* [STUDY TEXT]:
────────────────────
Discussion Board

Topic: Quantum Biology

From: Michael Ronayne
Location: Nutley, New Jersey
Date: 12/10/2006


A recent research paper by Sean C. Lema and Gabrielle A. Nevitt suggests that some species of the desert pupfish are morphologically plastic and may exist in several forms depending on environmental factors such as temperature, water conditions and food availability. The paper is available here:

"Testing an ecophysiological mechanism of morphological plasticity in pupfish and its relevance to conservation efforts for endangered Devils Hole pupfish"
Sean C. Lema and Gabrielle A. Nevitt
J. Exp. Biol. 2006 209: 3499-3509.

Additional information can be found at the following web pages:

"Extreme environment changes fish appearance"


If environmental factors can cause the Amargosa River pupfish (Cyprinodon nevadensis amargosae) to morph into a facsimile of the Devils Hole pupfish (Cyprinodon diabolis) and visa versa, an obvious question is: are the two species unique or are they two morphological manifestations of the same species? Are there other species which will do the same thing?
────────────────────
* [Bounding box prediction data]:
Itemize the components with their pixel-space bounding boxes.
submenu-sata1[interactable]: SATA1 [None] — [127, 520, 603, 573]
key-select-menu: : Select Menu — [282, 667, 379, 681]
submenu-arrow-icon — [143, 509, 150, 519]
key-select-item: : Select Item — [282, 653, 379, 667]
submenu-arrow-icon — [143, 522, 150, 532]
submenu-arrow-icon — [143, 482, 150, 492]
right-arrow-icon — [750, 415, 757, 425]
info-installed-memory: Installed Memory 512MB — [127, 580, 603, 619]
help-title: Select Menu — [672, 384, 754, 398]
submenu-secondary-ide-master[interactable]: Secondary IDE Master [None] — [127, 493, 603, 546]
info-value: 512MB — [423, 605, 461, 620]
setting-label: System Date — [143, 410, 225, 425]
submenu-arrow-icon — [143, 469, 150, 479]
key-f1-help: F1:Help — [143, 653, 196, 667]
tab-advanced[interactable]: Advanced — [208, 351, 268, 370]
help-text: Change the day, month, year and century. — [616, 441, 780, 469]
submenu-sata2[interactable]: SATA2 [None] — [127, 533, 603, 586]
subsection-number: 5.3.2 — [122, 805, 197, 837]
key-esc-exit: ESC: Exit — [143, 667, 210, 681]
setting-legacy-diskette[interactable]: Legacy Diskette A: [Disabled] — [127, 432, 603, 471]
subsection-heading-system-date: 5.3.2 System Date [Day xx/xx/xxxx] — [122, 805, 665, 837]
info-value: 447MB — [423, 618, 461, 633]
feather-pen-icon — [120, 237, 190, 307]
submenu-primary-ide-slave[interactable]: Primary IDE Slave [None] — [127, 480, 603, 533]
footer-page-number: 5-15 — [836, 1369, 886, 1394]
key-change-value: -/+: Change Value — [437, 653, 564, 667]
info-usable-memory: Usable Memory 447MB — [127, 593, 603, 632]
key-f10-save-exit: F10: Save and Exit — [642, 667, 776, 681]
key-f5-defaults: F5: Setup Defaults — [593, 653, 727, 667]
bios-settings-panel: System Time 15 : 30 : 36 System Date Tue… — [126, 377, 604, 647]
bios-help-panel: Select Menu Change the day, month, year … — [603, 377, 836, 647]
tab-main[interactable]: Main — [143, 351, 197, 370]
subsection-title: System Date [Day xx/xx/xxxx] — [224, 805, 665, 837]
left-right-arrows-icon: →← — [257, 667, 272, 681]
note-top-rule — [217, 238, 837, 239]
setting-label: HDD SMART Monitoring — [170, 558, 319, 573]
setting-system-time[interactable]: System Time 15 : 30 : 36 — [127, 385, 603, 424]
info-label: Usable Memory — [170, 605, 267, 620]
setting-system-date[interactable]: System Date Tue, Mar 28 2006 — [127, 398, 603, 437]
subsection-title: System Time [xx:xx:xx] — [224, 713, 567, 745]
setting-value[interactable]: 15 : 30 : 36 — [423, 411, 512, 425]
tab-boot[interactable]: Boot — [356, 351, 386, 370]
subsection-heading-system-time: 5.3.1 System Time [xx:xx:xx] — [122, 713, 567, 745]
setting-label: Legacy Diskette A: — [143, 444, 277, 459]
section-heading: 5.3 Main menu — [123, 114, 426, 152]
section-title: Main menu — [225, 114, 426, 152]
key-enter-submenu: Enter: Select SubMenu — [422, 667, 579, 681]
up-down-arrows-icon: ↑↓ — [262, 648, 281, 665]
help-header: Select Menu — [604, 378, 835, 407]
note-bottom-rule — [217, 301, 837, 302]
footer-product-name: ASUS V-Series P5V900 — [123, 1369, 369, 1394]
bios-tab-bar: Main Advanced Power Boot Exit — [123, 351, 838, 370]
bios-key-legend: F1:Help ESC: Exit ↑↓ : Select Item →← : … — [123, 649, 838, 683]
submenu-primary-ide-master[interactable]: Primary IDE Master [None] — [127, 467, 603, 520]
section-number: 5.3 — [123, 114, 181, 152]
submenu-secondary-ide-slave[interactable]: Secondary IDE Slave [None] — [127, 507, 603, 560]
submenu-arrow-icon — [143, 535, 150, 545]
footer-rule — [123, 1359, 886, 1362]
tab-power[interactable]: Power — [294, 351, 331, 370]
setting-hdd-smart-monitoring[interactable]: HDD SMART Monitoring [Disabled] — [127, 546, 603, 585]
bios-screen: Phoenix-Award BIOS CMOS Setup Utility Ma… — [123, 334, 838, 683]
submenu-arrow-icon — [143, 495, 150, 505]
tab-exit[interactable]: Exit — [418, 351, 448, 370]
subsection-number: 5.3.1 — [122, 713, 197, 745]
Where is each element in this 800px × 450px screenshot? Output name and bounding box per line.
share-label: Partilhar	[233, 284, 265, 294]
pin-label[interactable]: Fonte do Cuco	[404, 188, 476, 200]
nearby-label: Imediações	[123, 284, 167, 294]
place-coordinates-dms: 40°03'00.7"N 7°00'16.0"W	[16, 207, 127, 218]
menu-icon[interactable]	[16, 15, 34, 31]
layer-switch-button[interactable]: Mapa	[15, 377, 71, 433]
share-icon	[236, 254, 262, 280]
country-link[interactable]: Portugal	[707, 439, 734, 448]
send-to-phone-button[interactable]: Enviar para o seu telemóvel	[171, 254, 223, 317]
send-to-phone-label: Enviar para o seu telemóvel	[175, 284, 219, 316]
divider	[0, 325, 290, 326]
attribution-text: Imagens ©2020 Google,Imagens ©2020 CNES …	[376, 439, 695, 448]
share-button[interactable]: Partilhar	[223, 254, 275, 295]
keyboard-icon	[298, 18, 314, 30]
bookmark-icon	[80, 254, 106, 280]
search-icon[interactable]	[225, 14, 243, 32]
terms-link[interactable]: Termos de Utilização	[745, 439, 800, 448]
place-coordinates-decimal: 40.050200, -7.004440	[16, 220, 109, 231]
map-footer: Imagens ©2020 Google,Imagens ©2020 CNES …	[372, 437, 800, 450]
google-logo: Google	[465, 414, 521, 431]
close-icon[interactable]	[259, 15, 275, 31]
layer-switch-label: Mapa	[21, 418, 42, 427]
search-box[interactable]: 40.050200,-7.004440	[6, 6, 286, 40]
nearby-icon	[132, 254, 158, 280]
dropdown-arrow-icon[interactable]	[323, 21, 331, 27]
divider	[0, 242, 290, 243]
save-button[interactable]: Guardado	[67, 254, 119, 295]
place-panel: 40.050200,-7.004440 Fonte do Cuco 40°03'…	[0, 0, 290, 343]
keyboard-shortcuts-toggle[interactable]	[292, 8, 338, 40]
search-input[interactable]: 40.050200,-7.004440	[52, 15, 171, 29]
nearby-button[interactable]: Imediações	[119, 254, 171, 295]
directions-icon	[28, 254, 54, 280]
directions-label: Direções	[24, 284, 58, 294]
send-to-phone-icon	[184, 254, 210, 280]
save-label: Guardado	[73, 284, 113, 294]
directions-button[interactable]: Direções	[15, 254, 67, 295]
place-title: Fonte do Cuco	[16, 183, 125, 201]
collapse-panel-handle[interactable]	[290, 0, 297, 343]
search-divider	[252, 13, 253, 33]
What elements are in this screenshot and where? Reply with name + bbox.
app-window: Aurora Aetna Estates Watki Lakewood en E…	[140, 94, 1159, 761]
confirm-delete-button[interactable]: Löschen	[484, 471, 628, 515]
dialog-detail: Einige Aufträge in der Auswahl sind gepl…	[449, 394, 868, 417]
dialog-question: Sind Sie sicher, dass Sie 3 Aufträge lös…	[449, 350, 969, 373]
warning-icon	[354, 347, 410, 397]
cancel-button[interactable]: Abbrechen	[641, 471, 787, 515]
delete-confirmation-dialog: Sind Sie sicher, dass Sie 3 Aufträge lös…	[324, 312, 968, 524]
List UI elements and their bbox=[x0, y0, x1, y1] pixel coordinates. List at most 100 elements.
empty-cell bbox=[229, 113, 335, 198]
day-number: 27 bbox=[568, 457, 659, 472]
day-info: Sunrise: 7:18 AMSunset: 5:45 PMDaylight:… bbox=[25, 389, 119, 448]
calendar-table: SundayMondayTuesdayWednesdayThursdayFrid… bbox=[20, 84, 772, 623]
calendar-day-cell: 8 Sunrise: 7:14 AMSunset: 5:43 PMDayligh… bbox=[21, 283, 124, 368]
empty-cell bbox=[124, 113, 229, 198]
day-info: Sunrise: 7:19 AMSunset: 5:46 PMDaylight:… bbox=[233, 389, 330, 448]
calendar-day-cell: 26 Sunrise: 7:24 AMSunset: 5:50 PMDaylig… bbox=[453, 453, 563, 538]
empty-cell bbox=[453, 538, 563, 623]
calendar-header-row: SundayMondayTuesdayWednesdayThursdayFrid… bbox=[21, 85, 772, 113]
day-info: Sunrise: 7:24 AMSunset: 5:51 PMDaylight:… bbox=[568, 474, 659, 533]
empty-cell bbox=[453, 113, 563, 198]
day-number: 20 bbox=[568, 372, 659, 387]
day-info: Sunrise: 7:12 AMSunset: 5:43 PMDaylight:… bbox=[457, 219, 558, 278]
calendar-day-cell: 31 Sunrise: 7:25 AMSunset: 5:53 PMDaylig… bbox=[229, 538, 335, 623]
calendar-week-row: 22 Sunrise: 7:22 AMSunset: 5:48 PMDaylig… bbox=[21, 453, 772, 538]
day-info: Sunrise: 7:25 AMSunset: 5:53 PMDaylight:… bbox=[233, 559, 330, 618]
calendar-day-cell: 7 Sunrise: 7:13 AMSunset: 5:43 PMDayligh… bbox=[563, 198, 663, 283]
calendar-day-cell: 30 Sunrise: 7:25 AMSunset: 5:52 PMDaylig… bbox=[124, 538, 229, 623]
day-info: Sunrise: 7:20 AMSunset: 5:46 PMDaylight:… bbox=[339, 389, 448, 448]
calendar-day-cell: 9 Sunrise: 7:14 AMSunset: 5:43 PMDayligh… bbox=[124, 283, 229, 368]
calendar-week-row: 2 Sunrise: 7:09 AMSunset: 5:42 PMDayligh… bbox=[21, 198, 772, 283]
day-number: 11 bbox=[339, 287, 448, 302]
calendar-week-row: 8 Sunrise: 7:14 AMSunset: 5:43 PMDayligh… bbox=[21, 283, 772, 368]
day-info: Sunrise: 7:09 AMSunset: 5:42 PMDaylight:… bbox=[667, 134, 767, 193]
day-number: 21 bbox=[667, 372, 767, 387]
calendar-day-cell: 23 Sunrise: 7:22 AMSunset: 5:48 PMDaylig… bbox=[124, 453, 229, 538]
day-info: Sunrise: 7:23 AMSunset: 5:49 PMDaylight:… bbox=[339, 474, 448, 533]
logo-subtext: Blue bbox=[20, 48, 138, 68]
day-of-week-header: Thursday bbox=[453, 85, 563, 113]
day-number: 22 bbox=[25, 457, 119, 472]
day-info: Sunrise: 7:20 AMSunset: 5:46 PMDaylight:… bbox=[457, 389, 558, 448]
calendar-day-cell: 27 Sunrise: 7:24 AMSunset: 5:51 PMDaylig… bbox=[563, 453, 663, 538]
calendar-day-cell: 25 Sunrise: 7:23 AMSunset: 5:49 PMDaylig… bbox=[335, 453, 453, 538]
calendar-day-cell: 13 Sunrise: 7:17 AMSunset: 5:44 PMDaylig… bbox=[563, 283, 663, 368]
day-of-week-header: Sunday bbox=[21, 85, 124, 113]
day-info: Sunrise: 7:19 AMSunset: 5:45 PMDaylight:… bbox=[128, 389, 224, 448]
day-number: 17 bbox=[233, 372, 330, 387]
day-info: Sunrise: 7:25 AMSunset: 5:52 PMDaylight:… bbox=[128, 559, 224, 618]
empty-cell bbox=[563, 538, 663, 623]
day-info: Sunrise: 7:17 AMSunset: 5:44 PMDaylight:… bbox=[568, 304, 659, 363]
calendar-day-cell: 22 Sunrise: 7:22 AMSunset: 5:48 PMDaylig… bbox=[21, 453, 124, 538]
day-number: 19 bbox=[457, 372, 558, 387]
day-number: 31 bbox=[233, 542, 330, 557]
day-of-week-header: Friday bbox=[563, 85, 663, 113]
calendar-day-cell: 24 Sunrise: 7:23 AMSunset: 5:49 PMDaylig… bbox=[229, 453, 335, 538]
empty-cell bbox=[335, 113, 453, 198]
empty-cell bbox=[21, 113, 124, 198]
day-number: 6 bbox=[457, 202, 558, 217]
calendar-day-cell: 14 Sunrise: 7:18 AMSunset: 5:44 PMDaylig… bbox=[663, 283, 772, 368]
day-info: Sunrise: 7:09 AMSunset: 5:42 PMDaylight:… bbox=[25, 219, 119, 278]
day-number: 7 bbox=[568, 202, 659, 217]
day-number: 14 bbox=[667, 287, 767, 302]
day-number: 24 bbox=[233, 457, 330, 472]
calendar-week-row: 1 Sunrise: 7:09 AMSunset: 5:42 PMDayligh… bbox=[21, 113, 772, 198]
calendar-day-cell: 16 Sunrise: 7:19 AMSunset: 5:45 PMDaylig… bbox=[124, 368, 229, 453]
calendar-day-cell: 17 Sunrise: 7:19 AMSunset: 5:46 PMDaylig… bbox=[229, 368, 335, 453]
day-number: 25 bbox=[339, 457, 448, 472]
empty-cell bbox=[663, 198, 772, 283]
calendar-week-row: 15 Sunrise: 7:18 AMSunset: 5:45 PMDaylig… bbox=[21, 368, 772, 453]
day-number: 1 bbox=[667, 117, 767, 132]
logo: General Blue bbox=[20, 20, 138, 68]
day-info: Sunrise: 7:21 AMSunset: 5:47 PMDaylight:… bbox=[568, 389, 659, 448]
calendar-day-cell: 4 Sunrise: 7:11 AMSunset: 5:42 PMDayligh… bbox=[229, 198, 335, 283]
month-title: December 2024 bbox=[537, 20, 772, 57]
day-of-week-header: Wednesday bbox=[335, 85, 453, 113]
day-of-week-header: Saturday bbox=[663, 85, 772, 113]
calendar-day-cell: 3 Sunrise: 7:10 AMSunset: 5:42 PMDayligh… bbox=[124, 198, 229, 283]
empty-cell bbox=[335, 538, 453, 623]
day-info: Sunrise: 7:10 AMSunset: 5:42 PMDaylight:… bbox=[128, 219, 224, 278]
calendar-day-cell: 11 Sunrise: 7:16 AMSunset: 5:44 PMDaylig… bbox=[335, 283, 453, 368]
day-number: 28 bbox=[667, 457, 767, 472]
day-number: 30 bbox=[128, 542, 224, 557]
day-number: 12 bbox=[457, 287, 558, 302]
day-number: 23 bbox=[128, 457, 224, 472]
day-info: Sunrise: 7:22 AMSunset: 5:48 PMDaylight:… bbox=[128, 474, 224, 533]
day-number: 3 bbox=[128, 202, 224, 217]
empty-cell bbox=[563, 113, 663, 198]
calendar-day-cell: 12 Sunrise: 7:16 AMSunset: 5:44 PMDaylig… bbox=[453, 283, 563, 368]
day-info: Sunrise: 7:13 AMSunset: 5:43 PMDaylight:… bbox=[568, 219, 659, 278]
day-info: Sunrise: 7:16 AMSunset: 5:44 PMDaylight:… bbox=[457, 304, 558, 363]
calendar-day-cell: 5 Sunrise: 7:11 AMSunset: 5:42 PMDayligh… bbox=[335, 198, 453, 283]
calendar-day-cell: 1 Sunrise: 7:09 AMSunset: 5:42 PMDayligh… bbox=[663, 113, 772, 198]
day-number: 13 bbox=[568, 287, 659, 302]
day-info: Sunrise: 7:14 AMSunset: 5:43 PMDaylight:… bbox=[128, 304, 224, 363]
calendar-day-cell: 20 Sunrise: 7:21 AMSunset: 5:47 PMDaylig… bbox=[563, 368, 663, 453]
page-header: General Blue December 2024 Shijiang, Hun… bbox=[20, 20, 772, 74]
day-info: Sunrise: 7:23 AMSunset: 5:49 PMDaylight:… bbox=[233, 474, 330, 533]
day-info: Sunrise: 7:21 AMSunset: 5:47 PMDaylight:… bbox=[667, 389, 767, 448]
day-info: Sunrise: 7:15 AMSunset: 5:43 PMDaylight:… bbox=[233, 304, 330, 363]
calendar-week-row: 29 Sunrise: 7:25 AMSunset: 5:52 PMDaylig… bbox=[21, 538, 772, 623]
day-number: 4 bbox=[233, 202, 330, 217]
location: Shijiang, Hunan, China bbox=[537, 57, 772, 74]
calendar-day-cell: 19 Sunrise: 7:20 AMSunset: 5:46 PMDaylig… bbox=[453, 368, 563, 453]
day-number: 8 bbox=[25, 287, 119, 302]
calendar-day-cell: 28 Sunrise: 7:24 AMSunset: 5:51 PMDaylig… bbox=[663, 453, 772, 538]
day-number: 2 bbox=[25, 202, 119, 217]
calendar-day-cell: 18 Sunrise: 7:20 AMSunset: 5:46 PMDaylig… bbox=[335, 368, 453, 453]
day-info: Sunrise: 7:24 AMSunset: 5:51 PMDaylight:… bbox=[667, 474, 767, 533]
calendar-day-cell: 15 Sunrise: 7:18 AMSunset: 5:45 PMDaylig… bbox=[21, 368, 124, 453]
────────────────────
List the environmental factors that the pupfish post names as possibly changing the form of desert pupfish.

* [EXPECTED OUTPUT]: Temperature, water conditions and food availability.